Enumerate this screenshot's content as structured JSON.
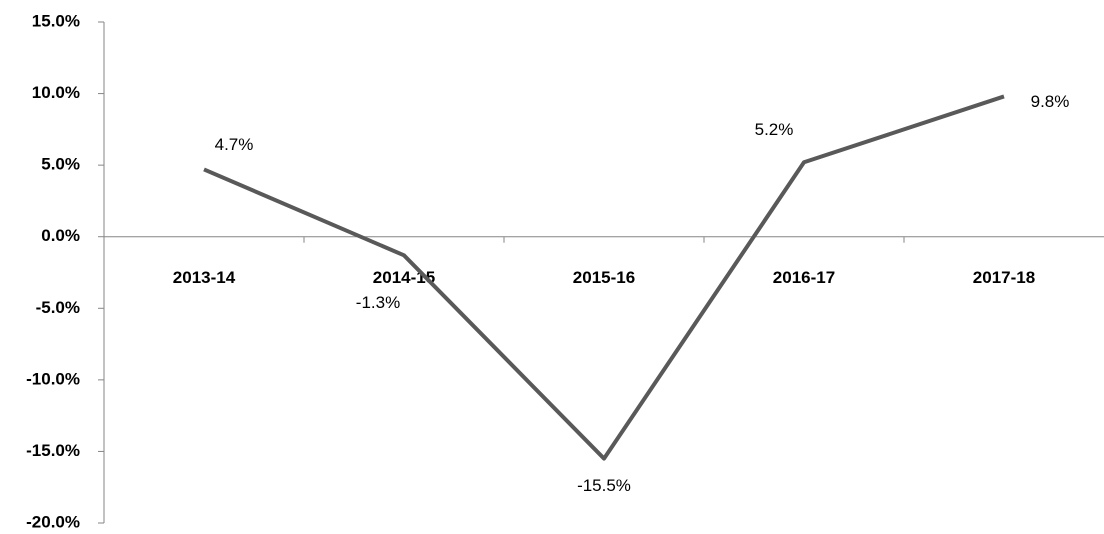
{
  "chart_data": {
    "type": "line",
    "categories": [
      "2013-14",
      "2014-15",
      "2015-16",
      "2016-17",
      "2017-18"
    ],
    "values": [
      4.7,
      -1.3,
      -15.5,
      5.2,
      9.8
    ],
    "value_labels": [
      "4.7%",
      "-1.3%",
      "-15.5%",
      "5.2%",
      "9.8%"
    ],
    "color": "#595959",
    "ylim": [
      -20,
      15
    ],
    "yticks": [
      {
        "value": -20,
        "label": "-20.0%"
      },
      {
        "value": -15,
        "label": "-15.0%"
      },
      {
        "value": -10,
        "label": "-10.0%"
      },
      {
        "value": -5,
        "label": "-5.0%"
      },
      {
        "value": 0,
        "label": "0.0%"
      },
      {
        "value": 5,
        "label": "5.0%"
      },
      {
        "value": 10,
        "label": "10.0%"
      },
      {
        "value": 15,
        "label": "15.0%"
      }
    ]
  }
}
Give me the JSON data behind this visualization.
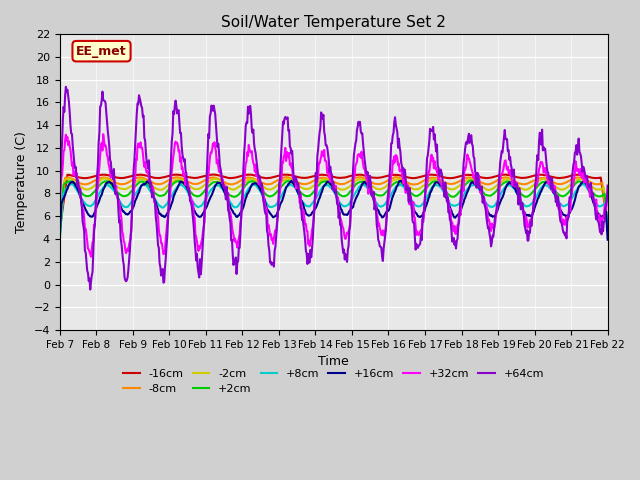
{
  "title": "Soil/Water Temperature Set 2",
  "xlabel": "Time",
  "ylabel": "Temperature (C)",
  "ylim": [
    -4,
    22
  ],
  "yticks": [
    -4,
    -2,
    0,
    2,
    4,
    6,
    8,
    10,
    12,
    14,
    16,
    18,
    20,
    22
  ],
  "x_labels": [
    "Feb 7",
    "Feb 8",
    "Feb 9",
    "Feb 10",
    "Feb 11",
    "Feb 12",
    "Feb 13",
    "Feb 14",
    "Feb 15",
    "Feb 16",
    "Feb 17",
    "Feb 18",
    "Feb 19",
    "Feb 20",
    "Feb 21",
    "Feb 22"
  ],
  "annotation_text": "EE_met",
  "annotation_bg": "#ffffcc",
  "annotation_border": "#cc0000",
  "plot_bg": "#e8e8e8",
  "series": [
    {
      "label": "-16cm",
      "color": "#cc0000",
      "linewidth": 1.5
    },
    {
      "label": "-8cm",
      "color": "#ff8800",
      "linewidth": 1.5
    },
    {
      "label": "-2cm",
      "color": "#cccc00",
      "linewidth": 1.5
    },
    {
      "label": "+2cm",
      "color": "#00cc00",
      "linewidth": 1.5
    },
    {
      "label": "+8cm",
      "color": "#00cccc",
      "linewidth": 1.5
    },
    {
      "label": "+16cm",
      "color": "#000088",
      "linewidth": 1.5
    },
    {
      "label": "+32cm",
      "color": "#ff00ff",
      "linewidth": 1.5
    },
    {
      "label": "+64cm",
      "color": "#8800cc",
      "linewidth": 1.5
    }
  ]
}
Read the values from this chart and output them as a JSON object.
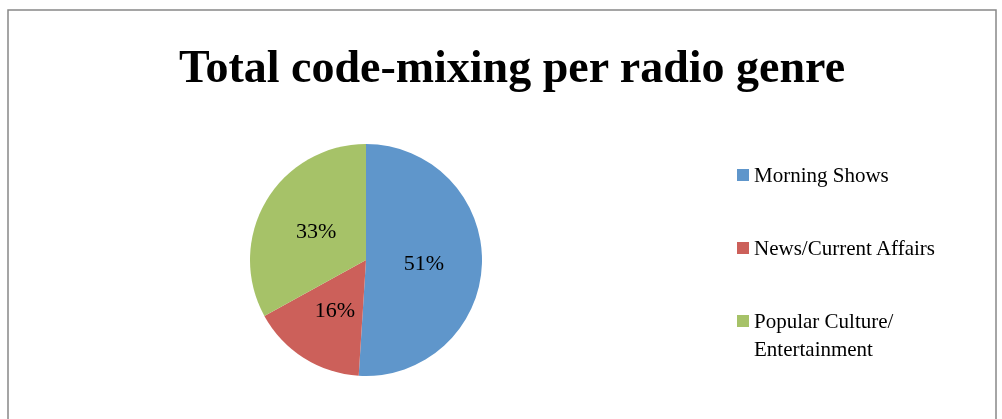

-- -- --

» **Aim**
All of the records above must be copied exactly, except for the pictures.

» **Answer in full**
Enumerate this screenshot's content as structured JSON.
{
  "chart_data": {
    "type": "line",
    "categories": [
      "2013-14",
      "2014-15",
      "2015-16",
      "2016-17",
      "2017-18"
    ],
    "values": [
      4.7,
      -1.3,
      -15.5,
      5.2,
      9.8
    ],
    "value_labels": [
      "4.7%",
      "-1.3%",
      "-15.5%",
      "5.2%",
      "9.8%"
    ],
    "color": "#595959",
    "ylim": [
      -20,
      15
    ],
    "yticks": [
      {
        "value": -20,
        "label": "-20.0%"
      },
      {
        "value": -15,
        "label": "-15.0%"
      },
      {
        "value": -10,
        "label": "-10.0%"
      },
      {
        "value": -5,
        "label": "-5.0%"
      },
      {
        "value": 0,
        "label": "0.0%"
      },
      {
        "value": 5,
        "label": "5.0%"
      },
      {
        "value": 10,
        "label": "10.0%"
      },
      {
        "value": 15,
        "label": "15.0%"
      }
    ]
  }
}
Give me the JSON data behind this visualization.
{
  "title": "Soil/Water Temperature Set 2",
  "xlabel": "Time",
  "ylabel": "Temperature (C)",
  "ylim": [
    -4,
    22
  ],
  "yticks": [
    -4,
    -2,
    0,
    2,
    4,
    6,
    8,
    10,
    12,
    14,
    16,
    18,
    20,
    22
  ],
  "x_labels": [
    "Feb 7",
    "Feb 8",
    "Feb 9",
    "Feb 10",
    "Feb 11",
    "Feb 12",
    "Feb 13",
    "Feb 14",
    "Feb 15",
    "Feb 16",
    "Feb 17",
    "Feb 18",
    "Feb 19",
    "Feb 20",
    "Feb 21",
    "Feb 22"
  ],
  "annotation_text": "EE_met",
  "annotation_bg": "#ffffcc",
  "annotation_border": "#cc0000",
  "plot_bg": "#e8e8e8",
  "series": [
    {
      "label": "-16cm",
      "color": "#cc0000",
      "linewidth": 1.5
    },
    {
      "label": "-8cm",
      "color": "#ff8800",
      "linewidth": 1.5
    },
    {
      "label": "-2cm",
      "color": "#cccc00",
      "linewidth": 1.5
    },
    {
      "label": "+2cm",
      "color": "#00cc00",
      "linewidth": 1.5
    },
    {
      "label": "+8cm",
      "color": "#00cccc",
      "linewidth": 1.5
    },
    {
      "label": "+16cm",
      "color": "#000088",
      "linewidth": 1.5
    },
    {
      "label": "+32cm",
      "color": "#ff00ff",
      "linewidth": 1.5
    },
    {
      "label": "+64cm",
      "color": "#8800cc",
      "linewidth": 1.5
    }
  ]
}
Read the values from this chart and output them as a JSON object.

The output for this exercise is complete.